Input rows:
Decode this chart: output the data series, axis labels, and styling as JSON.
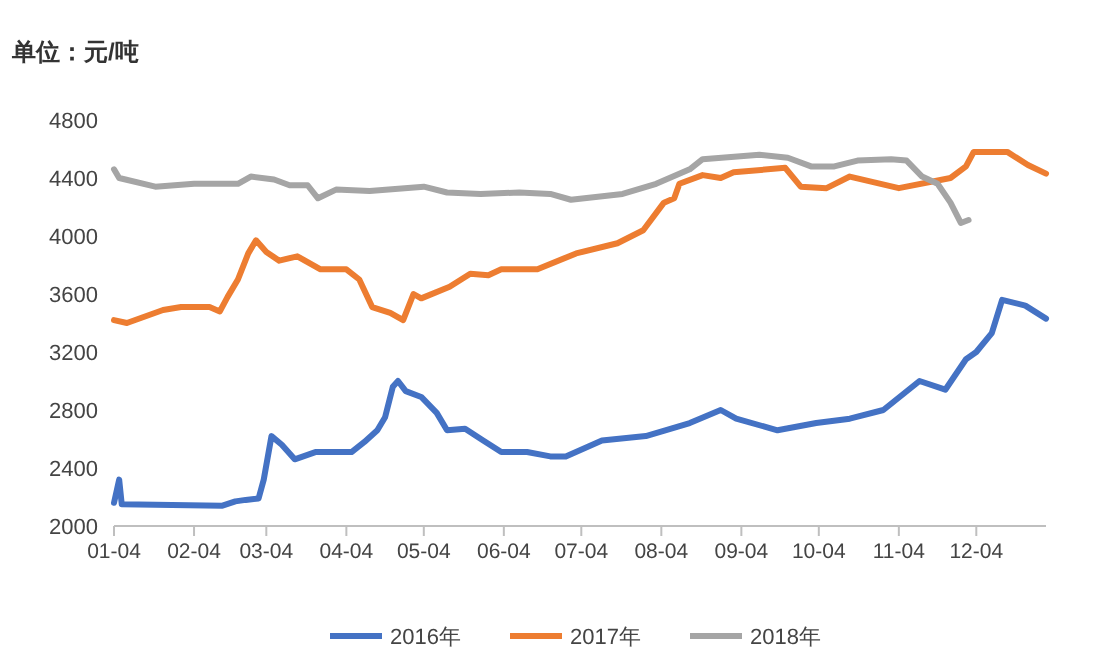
{
  "chart_data": {
    "type": "line",
    "ylabel": "单位：元/吨",
    "xlim": [
      "--01-04",
      "--12-31"
    ],
    "xticks": [
      {
        "value": "--01-04",
        "label": "01-04"
      },
      {
        "value": "--02-04",
        "label": "02-04"
      },
      {
        "value": "--03-04",
        "label": "03-04"
      },
      {
        "value": "--04-04",
        "label": "04-04"
      },
      {
        "value": "--05-04",
        "label": "05-04"
      },
      {
        "value": "--06-04",
        "label": "06-04"
      },
      {
        "value": "--07-04",
        "label": "07-04"
      },
      {
        "value": "--08-04",
        "label": "08-04"
      },
      {
        "value": "--09-04",
        "label": "09-04"
      },
      {
        "value": "--10-04",
        "label": "10-04"
      },
      {
        "value": "--11-04",
        "label": "11-04"
      },
      {
        "value": "--12-04",
        "label": "12-04"
      }
    ],
    "ylim": [
      2000,
      4800
    ],
    "yticks": [
      2000,
      2400,
      2800,
      3200,
      3600,
      4000,
      4400,
      4800
    ],
    "legend": "bottom",
    "line_style": "solid",
    "series": [
      {
        "name": "2016年",
        "color": "#4472c4",
        "x": [
          "--01-04",
          "--01-06",
          "--01-07",
          "--02-15",
          "--02-20",
          "--02-24",
          "--03-01",
          "--03-03",
          "--03-06",
          "--03-10",
          "--03-15",
          "--03-23",
          "--04-06",
          "--04-11",
          "--04-16",
          "--04-19",
          "--04-22",
          "--04-24",
          "--04-27",
          "--05-03",
          "--05-09",
          "--05-13",
          "--05-20",
          "--05-27",
          "--06-03",
          "--06-13",
          "--06-22",
          "--06-28",
          "--07-12",
          "--07-29",
          "--08-15",
          "--08-27",
          "--09-02",
          "--09-18",
          "--10-03",
          "--10-16",
          "--10-29",
          "--11-12",
          "--11-22",
          "--11-30",
          "--12-04",
          "--12-10",
          "--12-14",
          "--12-23",
          "--12-31"
        ],
        "values": [
          2160,
          2320,
          2150,
          2140,
          2170,
          2180,
          2190,
          2320,
          2620,
          2560,
          2460,
          2510,
          2510,
          2580,
          2660,
          2750,
          2960,
          3000,
          2930,
          2890,
          2780,
          2660,
          2670,
          2590,
          2510,
          2510,
          2480,
          2480,
          2590,
          2620,
          2710,
          2800,
          2740,
          2660,
          2710,
          2740,
          2800,
          3000,
          2940,
          3150,
          3200,
          3330,
          3560,
          3520,
          3430
        ]
      },
      {
        "name": "2017年",
        "color": "#ed7d31",
        "x": [
          "--01-04",
          "--01-09",
          "--01-23",
          "--01-30",
          "--02-10",
          "--02-14",
          "--02-17",
          "--02-21",
          "--02-25",
          "--02-28",
          "--03-04",
          "--03-09",
          "--03-16",
          "--03-25",
          "--04-04",
          "--04-09",
          "--04-14",
          "--04-21",
          "--04-26",
          "--04-30",
          "--05-03",
          "--05-14",
          "--05-22",
          "--05-29",
          "--06-03",
          "--06-17",
          "--07-02",
          "--07-18",
          "--07-28",
          "--08-05",
          "--08-09",
          "--08-11",
          "--08-20",
          "--08-27",
          "--09-01",
          "--09-21",
          "--09-27",
          "--10-07",
          "--10-16",
          "--11-04",
          "--11-24",
          "--11-30",
          "--12-03",
          "--12-16",
          "--12-24",
          "--12-31"
        ],
        "values": [
          3420,
          3400,
          3490,
          3510,
          3510,
          3480,
          3580,
          3700,
          3880,
          3970,
          3890,
          3830,
          3860,
          3770,
          3770,
          3700,
          3510,
          3470,
          3420,
          3600,
          3570,
          3650,
          3740,
          3730,
          3770,
          3770,
          3880,
          3950,
          4040,
          4230,
          4260,
          4360,
          4420,
          4400,
          4440,
          4470,
          4340,
          4330,
          4410,
          4330,
          4400,
          4480,
          4580,
          4580,
          4490,
          4430
        ]
      },
      {
        "name": "2018年",
        "color": "#a5a5a5",
        "x": [
          "--01-04",
          "--01-06",
          "--01-20",
          "--02-04",
          "--02-21",
          "--02-26",
          "--03-07",
          "--03-13",
          "--03-20",
          "--03-24",
          "--03-31",
          "--04-13",
          "--05-04",
          "--05-13",
          "--05-26",
          "--06-10",
          "--06-22",
          "--06-30",
          "--07-20",
          "--08-02",
          "--08-15",
          "--08-20",
          "--09-11",
          "--09-22",
          "--10-01",
          "--10-10",
          "--10-19",
          "--11-01",
          "--11-07",
          "--11-13",
          "--11-19",
          "--11-24",
          "--11-28",
          "--12-01"
        ],
        "values": [
          4460,
          4400,
          4340,
          4360,
          4360,
          4410,
          4390,
          4350,
          4350,
          4260,
          4320,
          4310,
          4340,
          4300,
          4290,
          4300,
          4290,
          4250,
          4290,
          4360,
          4460,
          4530,
          4560,
          4540,
          4480,
          4480,
          4520,
          4530,
          4520,
          4410,
          4360,
          4230,
          4090,
          4110
        ]
      }
    ]
  }
}
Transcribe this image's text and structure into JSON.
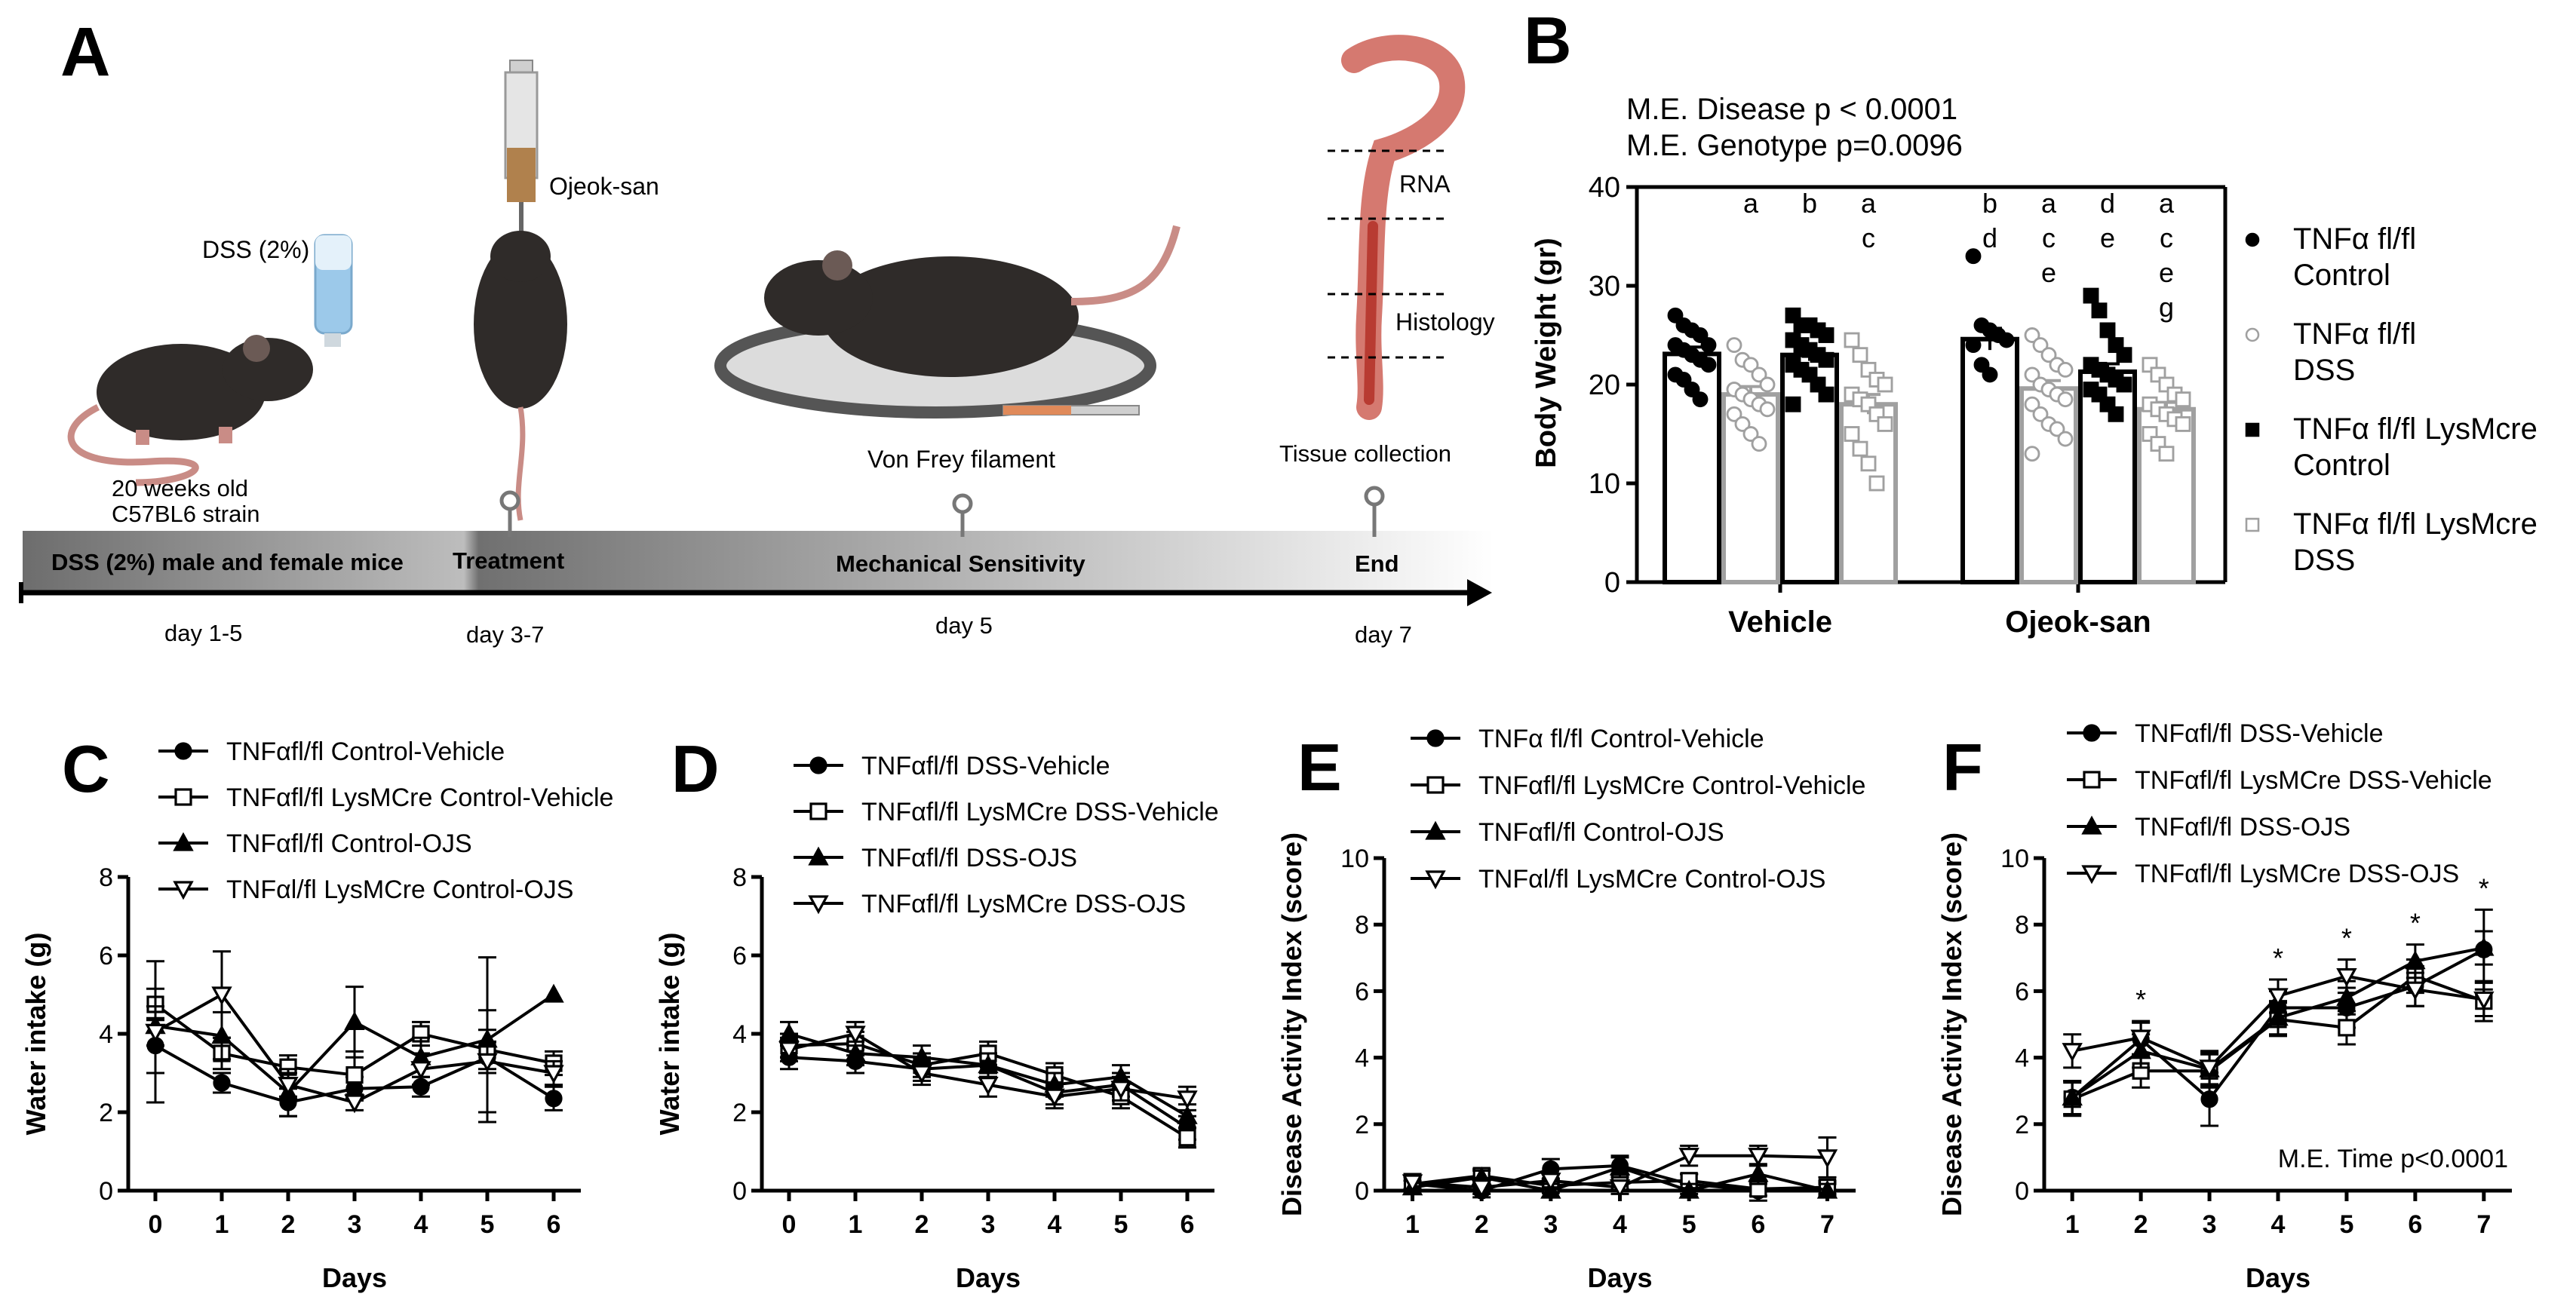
{
  "panel_a": {
    "letter": "A",
    "dss_bottle_label": "DSS (2%)",
    "mouse_age": "20 weeks old",
    "mouse_strain": "C57BL6 strain",
    "syringe_label": "Ojeok-san",
    "filament_label": "Von Frey filament",
    "tissue_label": "Tissue collection",
    "rna_label": "RNA",
    "histology_label": "Histology",
    "stages": [
      "DSS (2%) male and female mice",
      "Treatment",
      "Mechanical Sensitivity",
      "End"
    ],
    "days": [
      "day 1-5",
      "day 3-7",
      "day 5",
      "day 7"
    ]
  },
  "chart_data": [
    {
      "panel": "B",
      "type": "bar",
      "ylabel": "Body Weight (gr)",
      "ylim": [
        0,
        40
      ],
      "yticks": [
        "0",
        "10",
        "20",
        "30",
        "40"
      ],
      "categories": [
        "Vehicle",
        "Ojeok-san"
      ],
      "annotations": [
        "M.E. Disease p < 0.0001",
        "M.E. Genotype p=0.0096"
      ],
      "series": [
        {
          "name": "TNFα fl/fl Control",
          "label_lines": [
            "TNFα fl/fl",
            "Control"
          ],
          "color": "#000000",
          "marker": "filled-circle",
          "values": [
            23.1,
            24.6
          ],
          "sem": [
            0.7,
            1.1
          ],
          "letters": [
            [
              "",
              ""
            ],
            [
              "b",
              "d"
            ]
          ],
          "points": [
            [
              27,
              26,
              25.5,
              25,
              24,
              24,
              23.5,
              23,
              22.5,
              22,
              21,
              20.5,
              19.5,
              18.5
            ],
            [
              33,
              26,
              25.5,
              25,
              24.5,
              24,
              22,
              21
            ]
          ]
        },
        {
          "name": "TNFα fl/fl DSS",
          "label_lines": [
            "TNFα fl/fl",
            "DSS"
          ],
          "color": "#a0a0a0",
          "marker": "open-circle",
          "values": [
            19.0,
            19.6
          ],
          "sem": [
            0.8,
            0.8
          ],
          "letters": [
            [
              "a"
            ],
            [
              "a",
              "c",
              "e"
            ]
          ],
          "points": [
            [
              24,
              22.5,
              22,
              21,
              20,
              19.5,
              19,
              18.5,
              18,
              17.5,
              17,
              16,
              15,
              14
            ],
            [
              25,
              24,
              23,
              22,
              21.5,
              21,
              20,
              19.5,
              19,
              18.5,
              18,
              17,
              16,
              15.5,
              14.5,
              13
            ]
          ]
        },
        {
          "name": "TNFα fl/fl LysMcre Control",
          "label_lines": [
            "TNFα fl/fl LysMcre",
            "Control"
          ],
          "color": "#000000",
          "marker": "filled-square",
          "values": [
            23.0,
            21.3
          ],
          "sem": [
            0.6,
            0.8
          ],
          "letters": [
            [
              "b"
            ],
            [
              "d",
              "e"
            ]
          ],
          "points": [
            [
              27,
              26,
              26,
              25.5,
              25,
              24.5,
              24,
              23.5,
              23,
              22.5,
              22,
              21.5,
              21,
              20,
              19,
              18
            ],
            [
              29,
              27.5,
              25.5,
              24,
              23,
              22,
              21.5,
              21,
              20.5,
              20,
              19.5,
              19,
              18,
              17
            ]
          ]
        },
        {
          "name": "TNFα fl/fl LysMcre DSS",
          "label_lines": [
            "TNFα fl/fl LysMcre",
            "DSS"
          ],
          "color": "#a0a0a0",
          "marker": "open-square",
          "values": [
            18.0,
            17.5
          ],
          "sem": [
            1.0,
            0.7
          ],
          "letters": [
            [
              "a",
              "c"
            ],
            [
              "a",
              "c",
              "e",
              "g"
            ]
          ],
          "points": [
            [
              24.5,
              23,
              21.5,
              20.5,
              20,
              19,
              18.5,
              18,
              17,
              16,
              15,
              13.5,
              12,
              10
            ],
            [
              22,
              21,
              20,
              19,
              18.5,
              18,
              17.5,
              17,
              16.5,
              16,
              15,
              14,
              13
            ]
          ]
        }
      ]
    },
    {
      "panel": "C",
      "type": "line",
      "xlabel": "Days",
      "ylabel": "Water intake (g)",
      "x": [
        0,
        1,
        2,
        3,
        4,
        5,
        6
      ],
      "ylim": [
        0,
        8
      ],
      "yticks": [
        "0",
        "2",
        "4",
        "6",
        "8"
      ],
      "xticks": [
        "0",
        "1",
        "2",
        "3",
        "4",
        "5",
        "6"
      ],
      "series": [
        {
          "name": "TNFαfl/fl Control-Vehicle",
          "marker": "filled-circle",
          "values": [
            3.7,
            2.75,
            2.25,
            2.6,
            2.65,
            3.4,
            2.35
          ],
          "err": [
            0.7,
            0.25,
            0.35,
            0.3,
            0.25,
            0.4,
            0.3
          ]
        },
        {
          "name": "TNFαfl/fl LysMCre Control-Vehicle",
          "marker": "open-square",
          "values": [
            4.75,
            3.5,
            3.15,
            2.95,
            4.0,
            3.6,
            3.25
          ],
          "err": [
            0.4,
            0.4,
            0.3,
            0.6,
            0.3,
            0.5,
            0.3
          ]
        },
        {
          "name": "TNFαfl/fl Control-OJS",
          "marker": "filled-triangle",
          "values": [
            4.2,
            3.95,
            2.5,
            4.3,
            3.4,
            3.85,
            5.0
          ],
          "err": [
            0.5,
            0.6,
            0.6,
            0.9,
            0.5,
            2.1,
            0.0
          ]
        },
        {
          "name": "TNFαl/fl LysMCre Control-OJS",
          "marker": "open-triangle-down",
          "values": [
            4.05,
            5.0,
            2.7,
            2.25,
            3.1,
            3.3,
            3.0
          ],
          "err": [
            1.8,
            1.1,
            0.3,
            0.2,
            0.4,
            1.3,
            0.3
          ]
        }
      ]
    },
    {
      "panel": "D",
      "type": "line",
      "xlabel": "Days",
      "ylabel": "Water intake (g)",
      "x": [
        0,
        1,
        2,
        3,
        4,
        5,
        6
      ],
      "ylim": [
        0,
        8
      ],
      "yticks": [
        "0",
        "2",
        "4",
        "6",
        "8"
      ],
      "xticks": [
        "0",
        "1",
        "2",
        "3",
        "4",
        "5",
        "6"
      ],
      "series": [
        {
          "name": "TNFαfl/fl DSS-Vehicle",
          "marker": "filled-circle",
          "values": [
            3.4,
            3.3,
            3.1,
            3.2,
            2.5,
            2.7,
            1.6
          ],
          "err": [
            0.3,
            0.3,
            0.3,
            0.3,
            0.3,
            0.3,
            0.3
          ]
        },
        {
          "name": "TNFαfl/fl LysMCre DSS-Vehicle",
          "marker": "open-square",
          "values": [
            3.7,
            3.75,
            3.2,
            3.5,
            2.95,
            2.4,
            1.35
          ],
          "err": [
            0.3,
            0.3,
            0.3,
            0.3,
            0.3,
            0.3,
            0.25
          ]
        },
        {
          "name": "TNFαfl/fl DSS-OJS",
          "marker": "filled-triangle",
          "values": [
            4.0,
            3.5,
            3.4,
            3.2,
            2.7,
            2.9,
            1.9
          ],
          "err": [
            0.3,
            0.3,
            0.3,
            0.3,
            0.3,
            0.3,
            0.3
          ]
        },
        {
          "name": "TNFαfl/fl LysMCre DSS-OJS",
          "marker": "open-triangle-down",
          "values": [
            3.6,
            4.0,
            3.0,
            2.7,
            2.4,
            2.6,
            2.35
          ],
          "err": [
            0.3,
            0.3,
            0.3,
            0.3,
            0.3,
            0.3,
            0.3
          ]
        }
      ]
    },
    {
      "panel": "E",
      "type": "line",
      "xlabel": "Days",
      "ylabel": "Disease Activity Index (score)",
      "x": [
        1,
        2,
        3,
        4,
        5,
        6,
        7
      ],
      "ylim": [
        0,
        10
      ],
      "yticks": [
        "0",
        "2",
        "4",
        "6",
        "8",
        "10"
      ],
      "xticks": [
        "1",
        "2",
        "3",
        "4",
        "5",
        "6",
        "7"
      ],
      "series": [
        {
          "name": "TNFα fl/fl Control-Vehicle",
          "marker": "filled-circle",
          "values": [
            0.2,
            0.0,
            0.65,
            0.75,
            0.2,
            0.0,
            0.05
          ],
          "err": [
            0.3,
            0.2,
            0.3,
            0.3,
            0.3,
            0.3,
            0.2
          ]
        },
        {
          "name": "TNFαfl/fl LysMCre Control-Vehicle",
          "marker": "open-square",
          "values": [
            0.2,
            0.45,
            0.15,
            0.25,
            0.3,
            0.05,
            0.1
          ],
          "err": [
            0.2,
            0.2,
            0.2,
            0.2,
            0.2,
            0.2,
            0.2
          ]
        },
        {
          "name": "TNFαfl/fl Control-OJS",
          "marker": "filled-triangle",
          "values": [
            0.1,
            0.4,
            0.0,
            0.7,
            0.0,
            0.5,
            0.0
          ],
          "err": [
            0.2,
            0.2,
            0.2,
            0.3,
            0.2,
            0.3,
            0.2
          ]
        },
        {
          "name": "TNFαl/fl LysMCre Control-OJS",
          "marker": "open-triangle-down",
          "values": [
            0.25,
            0.1,
            0.3,
            0.1,
            1.05,
            1.05,
            1.0
          ],
          "err": [
            0.2,
            0.2,
            0.2,
            0.2,
            0.3,
            0.3,
            0.6
          ]
        }
      ]
    },
    {
      "panel": "F",
      "type": "line",
      "xlabel": "Days",
      "ylabel": "Disease Activity Index (score)",
      "x": [
        1,
        2,
        3,
        4,
        5,
        6,
        7
      ],
      "ylim": [
        0,
        10
      ],
      "yticks": [
        "0",
        "2",
        "4",
        "6",
        "8",
        "10"
      ],
      "xticks": [
        "1",
        "2",
        "3",
        "4",
        "5",
        "6",
        "7"
      ],
      "annotation": "M.E. Time p<0.0001",
      "significance": [
        "",
        "*",
        "",
        "*",
        "*",
        "*",
        "*"
      ],
      "series": [
        {
          "name": "TNFαfl/fl DSS-Vehicle",
          "marker": "filled-circle",
          "values": [
            2.8,
            4.55,
            2.75,
            5.5,
            5.5,
            6.15,
            7.25
          ],
          "err": [
            0.5,
            0.5,
            0.8,
            0.5,
            0.6,
            0.6,
            1.2
          ]
        },
        {
          "name": "TNFαfl/fl LysMCre DSS-Vehicle",
          "marker": "open-square",
          "values": [
            2.75,
            3.6,
            3.6,
            5.15,
            4.9,
            6.45,
            5.7
          ],
          "err": [
            0.5,
            0.5,
            0.5,
            0.5,
            0.5,
            0.5,
            0.6
          ]
        },
        {
          "name": "TNFαfl/fl DSS-OJS",
          "marker": "filled-triangle",
          "values": [
            2.8,
            4.2,
            3.65,
            5.2,
            5.8,
            6.9,
            7.3
          ],
          "err": [
            0.5,
            0.5,
            0.5,
            0.5,
            0.5,
            0.5,
            0.5
          ]
        },
        {
          "name": "TNFαfl/fl LysMCre DSS-OJS",
          "marker": "open-triangle-down",
          "values": [
            4.2,
            4.6,
            3.7,
            5.85,
            6.45,
            6.05,
            5.75
          ],
          "err": [
            0.5,
            0.5,
            0.5,
            0.5,
            0.5,
            0.5,
            0.5
          ]
        }
      ]
    }
  ]
}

Task statement:
In the records above, locate each line with the word "color". Copy all such lines.

Task result:
        "color": "#4472c4",
        "color": "#ed7d31",
        "color": "#a5a5a5",
          "color": "#000000",
          "color": "#a0a0a0",
          "color": "#000000",
          "color": "#a0a0a0",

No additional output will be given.